## STATED PROBLEM
Filter the listing below, copying every line in which the word "учетом" appears.

## SUPPLIED MATERIAL
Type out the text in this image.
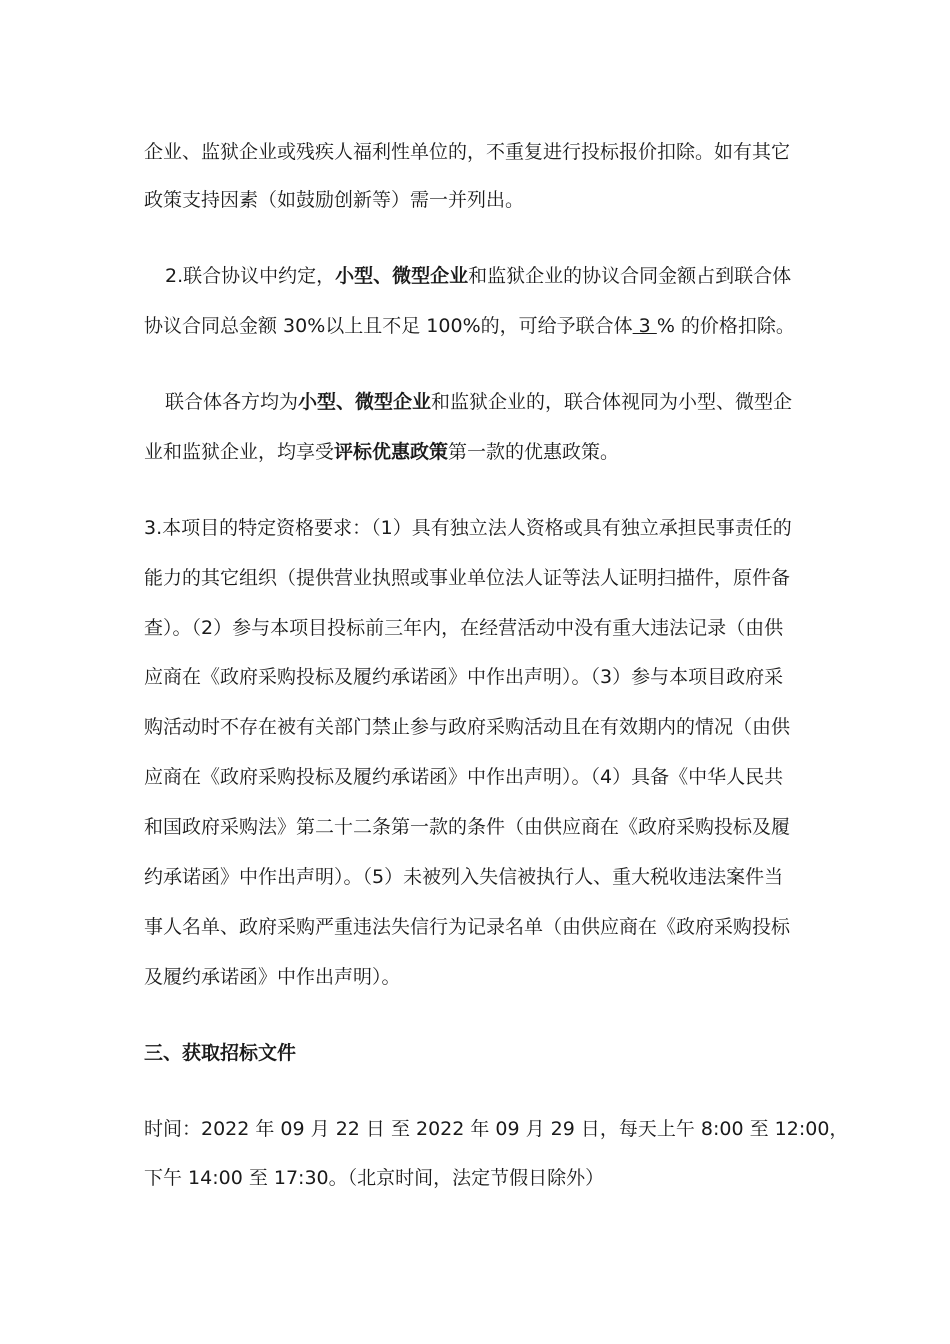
企业、监狱企业或残疾人福利性单位的，不重复进行投标报价扣除。如有其它
政策支持因素（如鼓励创新等）需一并列出。
2.联合协议中约定，小型、微型企业和监狱企业的协议合同金额占到联合体
协议合同总金额 30%以上且不足 100%的，可给予联合体 3 % 的价格扣除。
联合体各方均为小型、微型企业和监狱企业的，联合体视同为小型、微型企
业和监狱企业，均享受评标优惠政策第一款的优惠政策。
3.本项目的特定资格要求：（1）具有独立法人资格或具有独立承担民事责任的
能力的其它组织（提供营业执照或事业单位法人证等法人证明扫描件，原件备
查）。（2）参与本项目投标前三年内，在经营活动中没有重大违法记录（由供
应商在《政府采购投标及履约承诺函》中作出声明）。（3）参与本项目政府采
购活动时不存在被有关部门禁止参与政府采购活动且在有效期内的情况（由供
应商在《政府采购投标及履约承诺函》中作出声明）。（4）具备《中华人民共
和国政府采购法》第二十二条第一款的条件（由供应商在《政府采购投标及履
约承诺函》中作出声明）。（5）未被列入失信被执行人、重大税收违法案件当
事人名单、政府采购严重违法失信行为记录名单（由供应商在《政府采购投标
及履约承诺函》中作出声明）。
三、获取招标文件
时间：2022 年 09 月 22 日 至 2022 年 09 月 29 日，每天上午 8:00 至 12:00，
下午 14:00 至 17:30。（北京时间，法定节假日除外）
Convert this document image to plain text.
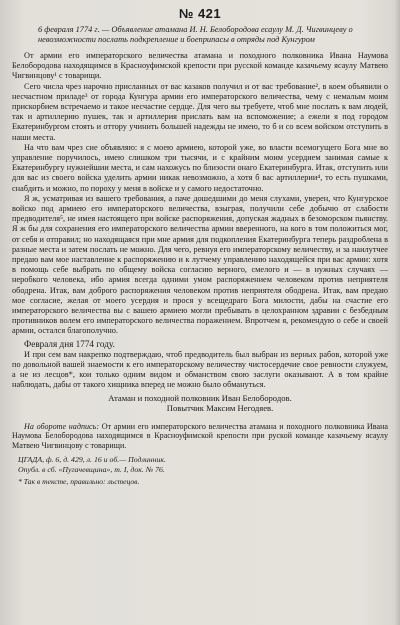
№ 421
6 февраля 1774 г. — Объявление атамана И. Н. Белобородова есаулу М. Д. Чигвинцеву о невозможности послать подкрепление и боеприпасы в отряды под Кунгуром

От армии его императорского величества атамана и походного полковника Ивана Наумова Белобородова находящимся в Красноуфимской крепости при русской команде казачьему ясаулу Матвею Чигвинцову¹ с товарищи.

Сего числа чрез нарочно присланных от вас казаков получил и от вас требование², в коем объявили о несчастном приладе³ от города Кунгура армии его императорского величества, чему с немалым моим прискорбием встречаемо и такое несчастие сердце. Для чего вы требуете, чтоб мне послать к вам людей, так и артиллерию пушек, так и артиллерия прислать вам на вспоможение; а ежели я под городом Екатеринбургом стоять и оттору учинить большей надежды не имею, то б и со всем войском отступить в наши места.

На что вам чрез сие объявляю: я с моею армиею, которой уже, во власти всемогущего Бога мне во управление поручилось, имею слишком три тысячи, и с крайним моим усердием занимая самые к Екатеринбургу нужнейшии места, и сам нахожусь по близости онаго Екатеринбурга. Итак, отступить или для вас из своего войска уделить армии никак невозможно, а хотя б вас артиллерии⁴, то есть пушками, снабдить и можно, по пороху у меня в войске и у самого недостаточно.

Я ж, усматривая из вашего требования, а паче дошедшими до меня слухами, уверен, что Кунгурское войско под армиею его императорского величества, взыграя, получили себе добычю от слабости предводителя⁵, не имея настоящего при войске распоряжения, допуская жадных в безоморском пьянству. Я ж бы для сохранения его императорского величества армии вверенного, на кого в том положиться мог, от себя и отправил; но находящаяся при мне армия для подкопления Екатеринбурга теперь раздроблена в разные места и затем послать не можно. Для чего, ревнуя его императорскому величеству, и за наилутчее предаю вам мое наставление к распоряжению и к лутчему управлению находящейся при вас армии: хотя в помощь себе выбрать по общему войска согласию верного, смелого и — в нужных случаях — неробкого человека, ибо армия всегда одними умом распоряжением человеком против неприятеля ободрена. Итак, вам доброго распоряжения человеком против неприятеля ободрена. Итак, вам предаю мое согласие, желая от моего усердия и прося у всещедраго Бога милости, дабы на счастие его императорского величества вы с вашею армиею могли пребывать в целохранном здравии с безбедным противников волем его императорского величества поражением. Впротчем я, рекомендую о себе и своей армии, остался благополучно.

Февраля дня 1774 году.

И при сем вам накрепко подтверждаю, чтоб предводитель был выбран из верных рабов, которой уже по довольной вашей знаемости к его императорскому величеству чистосердечие свое ревности служуем, а не из лесцов*, кои только одним видом и обманством свою заслуги оказывают. А в том крайне наблюдать, дабы от такого хищника вперед не можно было обмануться.

Атаман и походной полковник Иван Белобородов.
Повытчик Максим Негодяев.
На обороте надпись: От армии его императорского величества атамана и походного полковника Ивана Наумова Белобородова находящимся в Красноуфимской крепости при руской команде казачьему ясаулу Матвею Чигвинцову с товарищи.
ЦГАДА, ф. 6, д. 429, л. 16 и об.— Подлинник.
Опубл. в сб. «Пугачевщина», т. I, док. № 76.
* Так в тексте, правильно: льстецов.
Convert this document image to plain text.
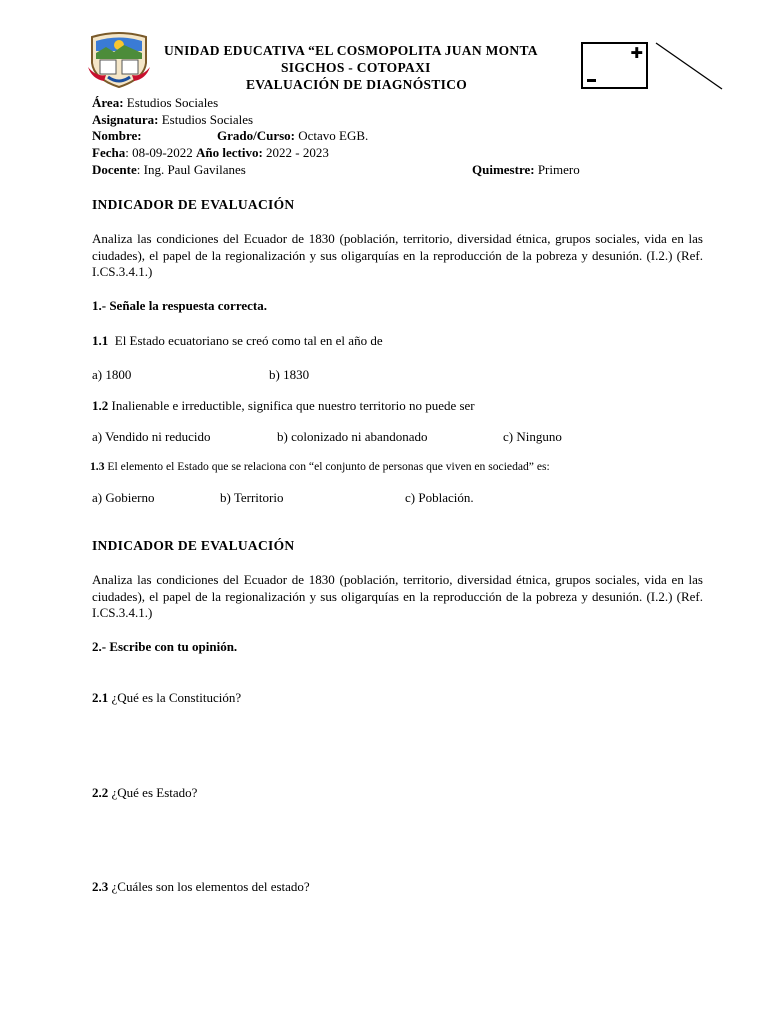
UNIDAD EDUCATIVA “EL COSMOPOLITA JUAN MONTA
SIGCHOS - COTOPAXI
EVALUACIÓN DE DIAGNÓSTICO
✚
Área: Estudios Sociales
Asignatura: Estudios Sociales
Nombre:	Grado/Curso: Octavo EGB.
Fecha: 08-09-2022 Año lectivo: 2022 - 2023
Docente: Ing. Paul Gavilanes	Quimestre: Primero
INDICADOR DE EVALUACIÓN
Analiza las condiciones del Ecuador de 1830 (población, territorio, diversidad étnica, grupos sociales, vida en las ciudades), el papel de la regionalización y sus oligarquías en la reproducción de la pobreza y desunión. (I.2.) (Ref. I.CS.3.4.1.)
1.- Señale la respuesta correcta.
1.1 El Estado ecuatoriano se creó como tal en el año de
a) 1800	b) 1830
1.2 Inalienable e irreductible, significa que nuestro territorio no puede ser
a) Vendido ni reducido	b) colonizado ni abandonado	c) Ninguno
1.3 El elemento el Estado que se relaciona con “el conjunto de personas que viven en sociedad” es:
a) Gobierno	b) Territorio	c) Población.
INDICADOR DE EVALUACIÓN
Analiza las condiciones del Ecuador de 1830 (población, territorio, diversidad étnica, grupos sociales, vida en las ciudades), el papel de la regionalización y sus oligarquías en la reproducción de la pobreza y desunión. (I.2.) (Ref. I.CS.3.4.1.)
2.- Escribe con tu opinión.
2.1 ¿Qué es la Constitución?
2.2 ¿Qué es Estado?
2.3 ¿Cuáles son los elementos del estado?
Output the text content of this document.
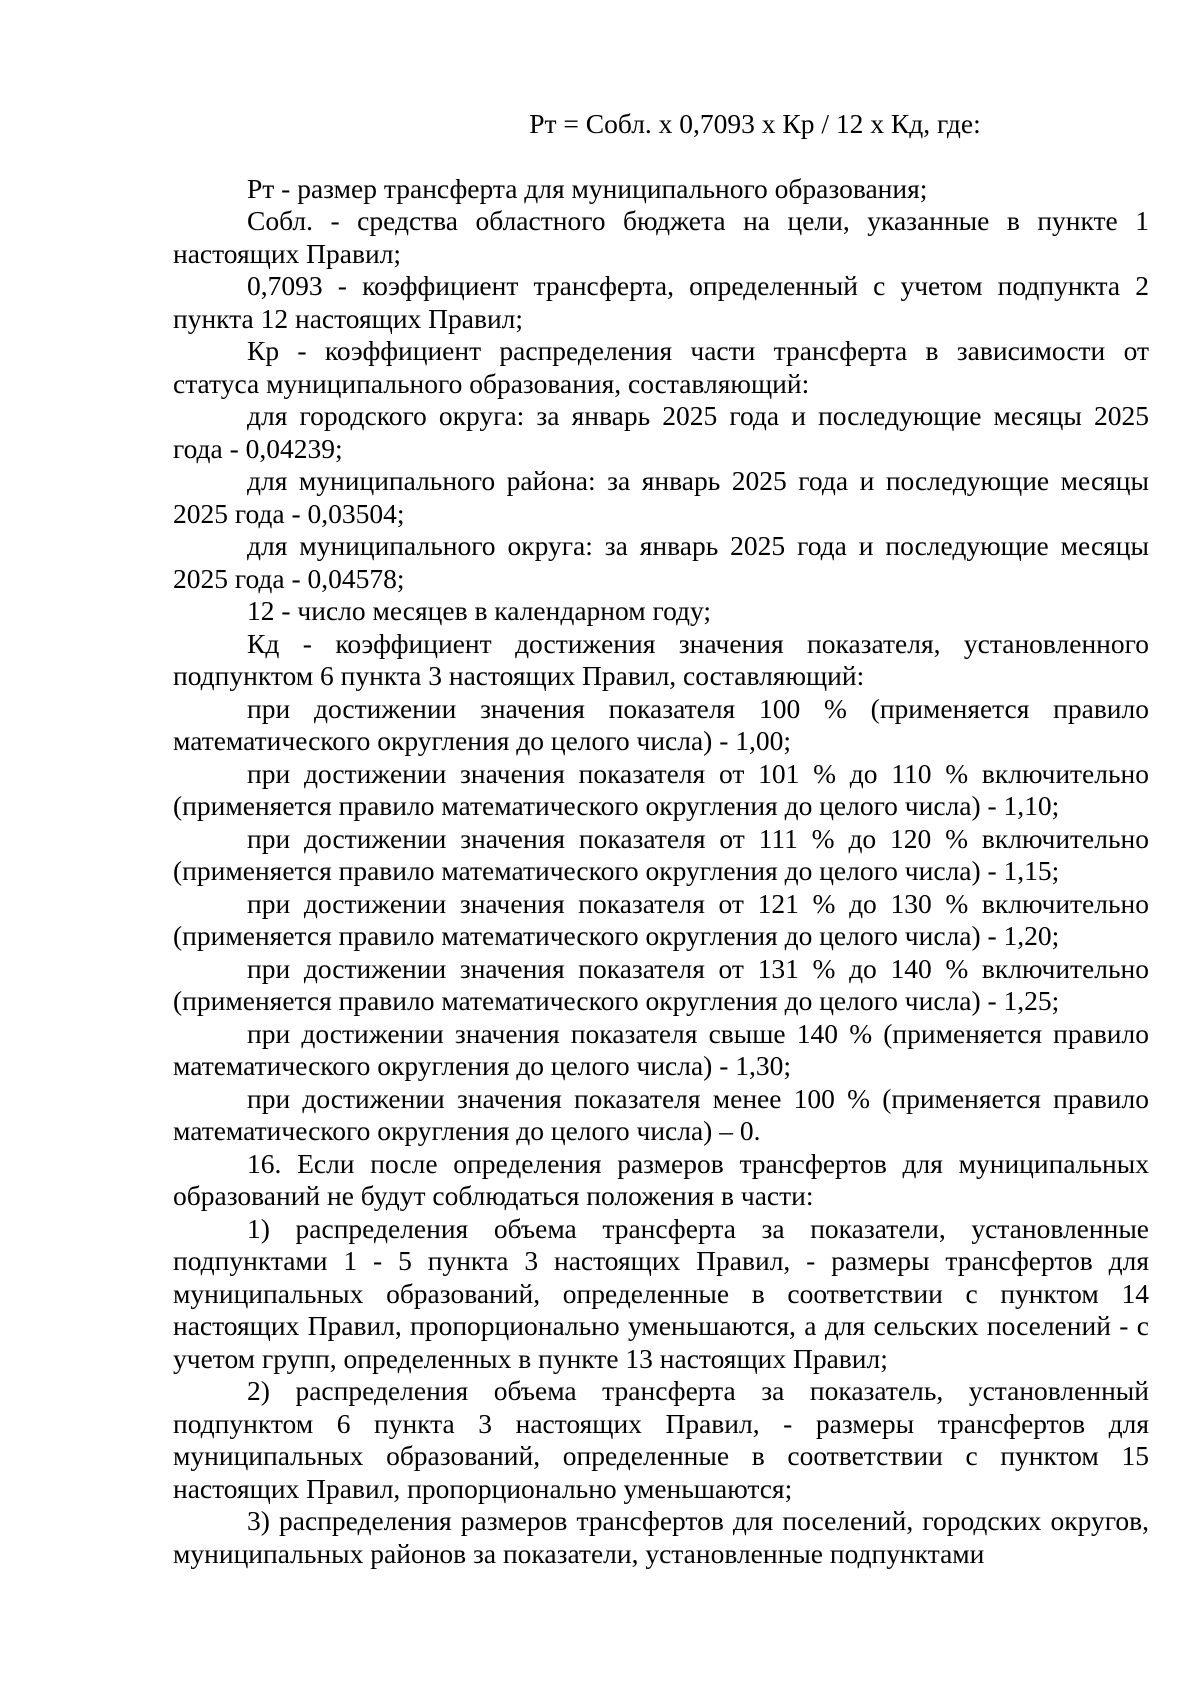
Рт = Собл. х 0,7093 х Кр / 12 х Кд, где:

Рт - размер трансферта для муниципального образования;

Собл. - средства областного бюджета на цели, указанные в пункте 1 настоящих Правил;

0,7093 - коэффициент трансферта, определенный с учетом подпункта 2 пункта 12 настоящих Правил;

Кр - коэффициент распределения части трансферта в зависимости от статуса муниципального образования, составляющий:

для городского округа: за январь 2025 года и последующие месяцы 2025 года - 0,04239;

для муниципального района: за январь 2025 года и последующие месяцы 2025 года - 0,03504;

для муниципального округа: за январь 2025 года и последующие месяцы 2025 года - 0,04578;

12 - число месяцев в календарном году;

Кд - коэффициент достижения значения показателя, установленного подпунктом 6 пункта 3 настоящих Правил, составляющий:

при достижении значения показателя 100 % (применяется правило математического округления до целого числа) - 1,00;

при достижении значения показателя от 101 % до 110 % включительно (применяется правило математического округления до целого числа) - 1,10;

при достижении значения показателя от 111 % до 120 % включительно (применяется правило математического округления до целого числа) - 1,15;

при достижении значения показателя от 121 % до 130 % включительно (применяется правило математического округления до целого числа) - 1,20;

при достижении значения показателя от 131 % до 140 % включительно (применяется правило математического округления до целого числа) - 1,25;

при достижении значения показателя свыше 140 % (применяется правило математического округления до целого числа) - 1,30;

при достижении значения показателя менее 100 % (применяется правило математического округления до целого числа) – 0.

16. Если после определения размеров трансфертов для муниципальных образований не будут соблюдаться положения в части:

1) распределения объема трансферта за показатели, установленные подпунктами 1 - 5 пункта 3 настоящих Правил, - размеры трансфертов для муниципальных образований, определенные в соответствии с пунктом 14 настоящих Правил, пропорционально уменьшаются, а для сельских поселений - с учетом групп, определенных в пункте 13 настоящих Правил;

2) распределения объема трансферта за показатель, установленный подпунктом 6 пункта 3 настоящих Правил, - размеры трансфертов для муниципальных образований, определенные в соответствии с пунктом 15 настоящих Правил, пропорционально уменьшаются;

3) распределения размеров трансфертов для поселений, городских округов, муниципальных районов за показатели, установленные подпунктами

## COMPLETE ANSWER
0,7093 - коэффициент трансферта, определенный с учетом подпункта 2 пункта 12 настоящих Правил;
1) распределения объема трансферта за показатели, установленные подпунктами 1 - 5 пункта 3 настоящих Правил, - размеры трансфертов для муниципальных образований, определенные в соответствии с пунктом 14 настоящих Правил, пропорционально уменьшаются, а для сельских поселений - с учетом групп, определенных в пункте 13 настоящих Правил;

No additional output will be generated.